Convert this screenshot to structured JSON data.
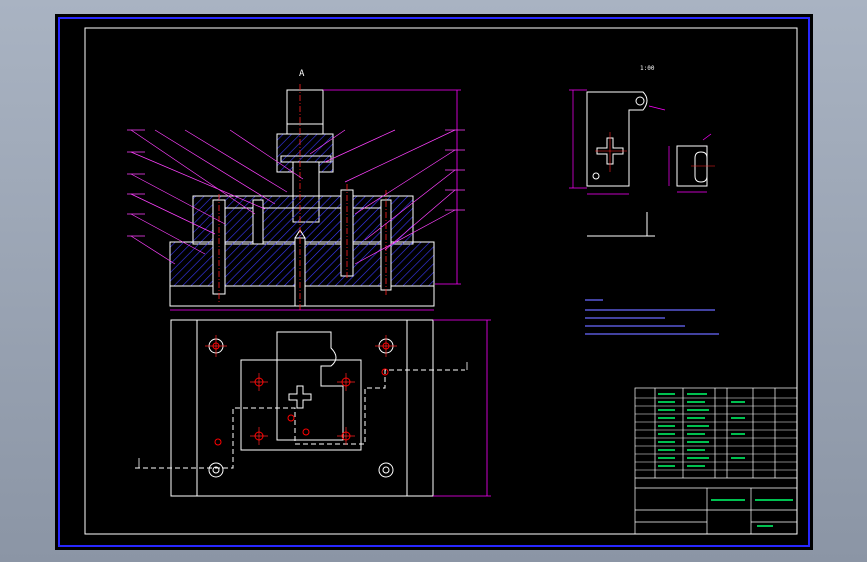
{
  "drawing": {
    "view_label": "A",
    "part_view_label": "1:00"
  },
  "colors": {
    "background": "#000000",
    "viewport_bg": "#000000",
    "outline": "#ffffff",
    "border_blue": "#2828ff",
    "dimension": "#ff00ff",
    "hatch": "#3a3aff",
    "center_line": "#ff2020",
    "leader": "#ff40ff",
    "table_text": "#00ff60",
    "part_outline": "#ffffff",
    "hole_mark": "#ff0000"
  },
  "icons": {
    "screw": "cap-screw-icon",
    "pin": "dowel-pin-icon",
    "punch": "punch-icon"
  }
}
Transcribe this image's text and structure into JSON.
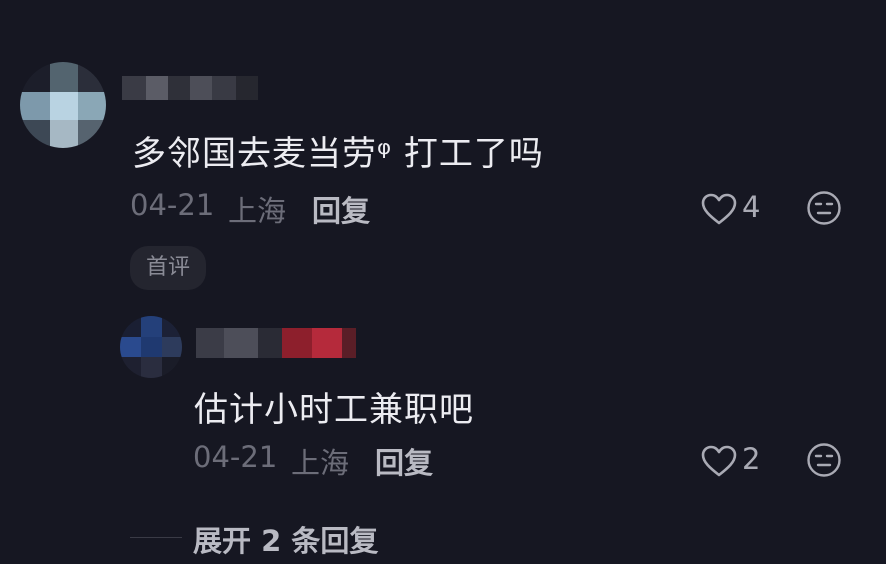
{
  "comments": [
    {
      "text": "多邻国去麦当劳ᵠ 打工了吗",
      "date": "04-21",
      "location": "上海",
      "reply_label": "回复",
      "likes": "4",
      "badge": "首评",
      "like_icon": "heart-icon",
      "reaction_icon": "neutral-face-icon"
    },
    {
      "text": "估计小时工兼职吧",
      "date": "04-21",
      "location": "上海",
      "reply_label": "回复",
      "likes": "2",
      "like_icon": "heart-icon",
      "reaction_icon": "neutral-face-icon"
    }
  ],
  "expand_replies": "展开 2 条回复",
  "colors": {
    "background": "#161722",
    "text": "#ececf1",
    "meta": "#6c6d79"
  }
}
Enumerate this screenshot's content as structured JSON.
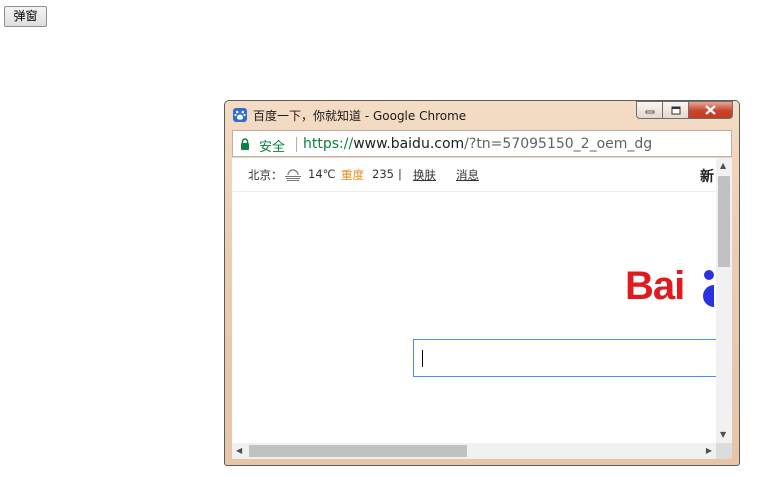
{
  "page": {
    "popup_button_label": "弹窗"
  },
  "window": {
    "title": "百度一下，你就知道 - Google Chrome",
    "favicon": "baidu-paw-icon",
    "controls": [
      "minimize-icon",
      "maximize-icon",
      "close-icon"
    ]
  },
  "address_bar": {
    "secure_label": "安全",
    "url_scheme": "https://",
    "url_host": "www.baidu.com",
    "url_path": "/?tn=57095150_2_oem_dg"
  },
  "baidu": {
    "city": "北京：",
    "weather_icon": "haze-weather-icon",
    "temperature": "14℃",
    "air_quality_label": "重度",
    "air_quality_value": "235",
    "divider": "|",
    "skin_link": "换肤",
    "news_link": "消息",
    "right_cut_text": "新",
    "logo_text": "Bai"
  },
  "colors": {
    "baidu_red": "#de1c20",
    "baidu_blue": "#2932e1",
    "secure_green": "#0b8043",
    "aqi_orange": "#e8891b",
    "search_border": "#4791ff"
  }
}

DESCRIPTION OF THE TASK: Images in the records should not be copied. Repeat all the rest exactly.

RESULT OF THE TASK:
Convert this screenshot to structured JSON data.
{
  "drawing": {
    "view_label": "A",
    "part_view_label": "1:00"
  },
  "colors": {
    "background": "#000000",
    "viewport_bg": "#000000",
    "outline": "#ffffff",
    "border_blue": "#2828ff",
    "dimension": "#ff00ff",
    "hatch": "#3a3aff",
    "center_line": "#ff2020",
    "leader": "#ff40ff",
    "table_text": "#00ff60",
    "part_outline": "#ffffff",
    "hole_mark": "#ff0000"
  },
  "icons": {
    "screw": "cap-screw-icon",
    "pin": "dowel-pin-icon",
    "punch": "punch-icon"
  }
}
Transcribe this image's text and structure into JSON.
{
  "comments": [
    {
      "text": "多邻国去麦当劳ᵠ 打工了吗",
      "date": "04-21",
      "location": "上海",
      "reply_label": "回复",
      "likes": "4",
      "badge": "首评",
      "like_icon": "heart-icon",
      "reaction_icon": "neutral-face-icon"
    },
    {
      "text": "估计小时工兼职吧",
      "date": "04-21",
      "location": "上海",
      "reply_label": "回复",
      "likes": "2",
      "like_icon": "heart-icon",
      "reaction_icon": "neutral-face-icon"
    }
  ],
  "expand_replies": "展开 2 条回复",
  "colors": {
    "background": "#161722",
    "text": "#ececf1",
    "meta": "#6c6d79"
  }
}
Enumerate this screenshot's content as structured JSON.
{
  "page": {
    "popup_button_label": "弹窗"
  },
  "window": {
    "title": "百度一下，你就知道 - Google Chrome",
    "favicon": "baidu-paw-icon",
    "controls": [
      "minimize-icon",
      "maximize-icon",
      "close-icon"
    ]
  },
  "address_bar": {
    "secure_label": "安全",
    "url_scheme": "https://",
    "url_host": "www.baidu.com",
    "url_path": "/?tn=57095150_2_oem_dg"
  },
  "baidu": {
    "city": "北京：",
    "weather_icon": "haze-weather-icon",
    "temperature": "14℃",
    "air_quality_label": "重度",
    "air_quality_value": "235",
    "divider": "|",
    "skin_link": "换肤",
    "news_link": "消息",
    "right_cut_text": "新",
    "logo_text": "Bai"
  },
  "colors": {
    "baidu_red": "#de1c20",
    "baidu_blue": "#2932e1",
    "secure_green": "#0b8043",
    "aqi_orange": "#e8891b",
    "search_border": "#4791ff"
  }
}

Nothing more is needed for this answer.